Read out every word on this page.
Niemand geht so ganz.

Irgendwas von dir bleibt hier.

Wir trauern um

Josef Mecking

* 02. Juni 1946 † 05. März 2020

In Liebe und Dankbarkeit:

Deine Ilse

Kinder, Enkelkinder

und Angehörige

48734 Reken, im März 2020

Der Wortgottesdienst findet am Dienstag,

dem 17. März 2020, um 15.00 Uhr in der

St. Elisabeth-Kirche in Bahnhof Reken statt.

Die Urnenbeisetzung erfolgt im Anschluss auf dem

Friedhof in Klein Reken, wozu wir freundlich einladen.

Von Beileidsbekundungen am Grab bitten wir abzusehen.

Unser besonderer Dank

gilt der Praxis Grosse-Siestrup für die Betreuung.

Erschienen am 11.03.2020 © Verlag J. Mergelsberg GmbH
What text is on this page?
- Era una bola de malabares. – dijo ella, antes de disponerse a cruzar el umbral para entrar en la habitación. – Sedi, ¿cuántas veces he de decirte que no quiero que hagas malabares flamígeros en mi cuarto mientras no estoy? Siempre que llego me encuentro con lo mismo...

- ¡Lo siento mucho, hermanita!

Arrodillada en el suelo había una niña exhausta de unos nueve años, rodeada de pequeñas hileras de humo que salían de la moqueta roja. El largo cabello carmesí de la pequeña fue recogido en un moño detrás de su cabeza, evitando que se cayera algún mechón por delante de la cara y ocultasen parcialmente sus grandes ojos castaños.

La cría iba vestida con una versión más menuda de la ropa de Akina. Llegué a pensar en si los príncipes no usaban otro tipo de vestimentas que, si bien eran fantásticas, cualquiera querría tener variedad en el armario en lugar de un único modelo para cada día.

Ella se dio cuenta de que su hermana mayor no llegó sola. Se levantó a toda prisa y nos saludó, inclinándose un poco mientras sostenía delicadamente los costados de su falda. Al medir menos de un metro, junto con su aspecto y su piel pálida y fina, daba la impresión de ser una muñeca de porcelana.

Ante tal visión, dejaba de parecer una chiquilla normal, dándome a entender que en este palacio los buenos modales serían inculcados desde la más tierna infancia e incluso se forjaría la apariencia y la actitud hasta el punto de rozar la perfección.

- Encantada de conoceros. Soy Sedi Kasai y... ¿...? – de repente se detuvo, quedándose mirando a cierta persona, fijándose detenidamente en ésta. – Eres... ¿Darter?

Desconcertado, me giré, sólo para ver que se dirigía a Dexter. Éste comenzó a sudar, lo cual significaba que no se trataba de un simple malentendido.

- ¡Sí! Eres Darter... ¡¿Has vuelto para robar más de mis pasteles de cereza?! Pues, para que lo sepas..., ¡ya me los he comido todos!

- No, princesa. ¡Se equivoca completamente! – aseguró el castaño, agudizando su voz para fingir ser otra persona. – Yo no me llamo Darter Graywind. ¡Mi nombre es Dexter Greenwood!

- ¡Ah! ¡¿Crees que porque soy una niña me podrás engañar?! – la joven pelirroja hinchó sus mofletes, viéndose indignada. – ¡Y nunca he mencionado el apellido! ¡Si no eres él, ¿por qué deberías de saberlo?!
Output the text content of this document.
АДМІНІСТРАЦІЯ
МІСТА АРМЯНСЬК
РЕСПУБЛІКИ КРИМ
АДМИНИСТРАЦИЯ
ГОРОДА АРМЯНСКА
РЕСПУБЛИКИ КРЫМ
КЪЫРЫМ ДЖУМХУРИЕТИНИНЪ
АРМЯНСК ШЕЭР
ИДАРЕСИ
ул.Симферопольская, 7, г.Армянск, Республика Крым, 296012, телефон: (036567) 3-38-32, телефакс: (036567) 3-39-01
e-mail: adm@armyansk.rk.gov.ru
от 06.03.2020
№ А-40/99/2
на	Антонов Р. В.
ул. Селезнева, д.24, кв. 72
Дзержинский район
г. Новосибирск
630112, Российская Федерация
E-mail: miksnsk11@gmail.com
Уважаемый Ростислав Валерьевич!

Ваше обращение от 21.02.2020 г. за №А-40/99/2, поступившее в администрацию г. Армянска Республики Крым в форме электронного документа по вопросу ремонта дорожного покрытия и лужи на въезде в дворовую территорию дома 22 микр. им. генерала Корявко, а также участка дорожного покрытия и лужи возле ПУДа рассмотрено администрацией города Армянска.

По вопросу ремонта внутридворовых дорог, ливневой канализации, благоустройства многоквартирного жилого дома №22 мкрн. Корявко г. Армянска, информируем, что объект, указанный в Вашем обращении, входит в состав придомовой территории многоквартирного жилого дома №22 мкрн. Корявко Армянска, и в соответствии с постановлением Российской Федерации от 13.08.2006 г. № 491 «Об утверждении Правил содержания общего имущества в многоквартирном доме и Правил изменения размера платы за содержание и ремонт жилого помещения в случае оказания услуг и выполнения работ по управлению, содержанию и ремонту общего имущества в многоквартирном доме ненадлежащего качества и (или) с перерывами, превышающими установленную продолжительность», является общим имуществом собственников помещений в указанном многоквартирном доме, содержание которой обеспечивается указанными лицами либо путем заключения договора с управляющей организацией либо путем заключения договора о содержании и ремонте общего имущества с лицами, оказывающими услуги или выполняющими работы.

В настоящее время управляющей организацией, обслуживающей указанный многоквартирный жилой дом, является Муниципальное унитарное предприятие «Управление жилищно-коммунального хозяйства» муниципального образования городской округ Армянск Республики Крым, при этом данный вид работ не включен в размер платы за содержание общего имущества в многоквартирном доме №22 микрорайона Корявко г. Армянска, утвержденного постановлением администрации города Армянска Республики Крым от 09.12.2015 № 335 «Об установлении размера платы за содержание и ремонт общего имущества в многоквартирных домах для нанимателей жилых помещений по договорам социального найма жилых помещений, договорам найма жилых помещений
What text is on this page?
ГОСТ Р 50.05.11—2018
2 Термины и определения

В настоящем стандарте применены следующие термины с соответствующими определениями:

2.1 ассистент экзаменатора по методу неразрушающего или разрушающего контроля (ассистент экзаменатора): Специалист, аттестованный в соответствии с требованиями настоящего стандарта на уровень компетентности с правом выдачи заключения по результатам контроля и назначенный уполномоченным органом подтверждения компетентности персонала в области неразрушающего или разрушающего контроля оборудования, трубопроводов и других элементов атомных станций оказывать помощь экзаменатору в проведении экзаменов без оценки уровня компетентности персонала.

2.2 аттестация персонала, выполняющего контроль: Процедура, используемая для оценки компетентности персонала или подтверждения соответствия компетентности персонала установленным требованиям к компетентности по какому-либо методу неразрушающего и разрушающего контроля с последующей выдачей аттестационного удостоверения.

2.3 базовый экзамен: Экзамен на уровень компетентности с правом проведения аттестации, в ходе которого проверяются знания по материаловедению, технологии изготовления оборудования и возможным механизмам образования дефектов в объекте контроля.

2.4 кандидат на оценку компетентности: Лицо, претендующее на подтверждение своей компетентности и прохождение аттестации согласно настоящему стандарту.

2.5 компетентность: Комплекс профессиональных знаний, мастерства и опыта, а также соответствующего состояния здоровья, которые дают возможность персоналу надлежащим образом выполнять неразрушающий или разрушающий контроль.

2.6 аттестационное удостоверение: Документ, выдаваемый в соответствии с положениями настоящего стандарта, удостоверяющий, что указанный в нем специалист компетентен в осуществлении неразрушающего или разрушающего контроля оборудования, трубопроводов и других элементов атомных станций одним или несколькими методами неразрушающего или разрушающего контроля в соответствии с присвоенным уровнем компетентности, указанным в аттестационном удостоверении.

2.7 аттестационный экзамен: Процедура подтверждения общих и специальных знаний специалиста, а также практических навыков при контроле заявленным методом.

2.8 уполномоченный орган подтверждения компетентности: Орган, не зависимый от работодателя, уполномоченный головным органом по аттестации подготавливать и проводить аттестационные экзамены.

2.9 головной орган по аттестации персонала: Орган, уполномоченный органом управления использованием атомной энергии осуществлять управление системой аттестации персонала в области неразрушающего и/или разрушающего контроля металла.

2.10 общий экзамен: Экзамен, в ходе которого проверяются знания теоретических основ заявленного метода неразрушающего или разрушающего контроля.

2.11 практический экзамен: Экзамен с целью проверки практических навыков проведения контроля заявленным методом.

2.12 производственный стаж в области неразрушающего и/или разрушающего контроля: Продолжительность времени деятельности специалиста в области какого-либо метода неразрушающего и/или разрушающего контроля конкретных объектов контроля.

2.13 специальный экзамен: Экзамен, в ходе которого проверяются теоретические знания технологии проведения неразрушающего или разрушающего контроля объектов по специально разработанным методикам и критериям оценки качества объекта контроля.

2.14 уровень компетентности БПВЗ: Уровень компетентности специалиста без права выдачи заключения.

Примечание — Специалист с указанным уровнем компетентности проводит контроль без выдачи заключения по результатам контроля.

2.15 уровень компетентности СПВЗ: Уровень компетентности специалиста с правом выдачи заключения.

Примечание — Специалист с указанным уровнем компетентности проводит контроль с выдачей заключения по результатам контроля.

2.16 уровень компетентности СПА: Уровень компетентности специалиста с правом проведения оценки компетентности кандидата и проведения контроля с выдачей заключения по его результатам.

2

________________________________________

Across the records, how many lines contain "проведения"? Only the number should be given.

§ **FINAL ANSWER**:
4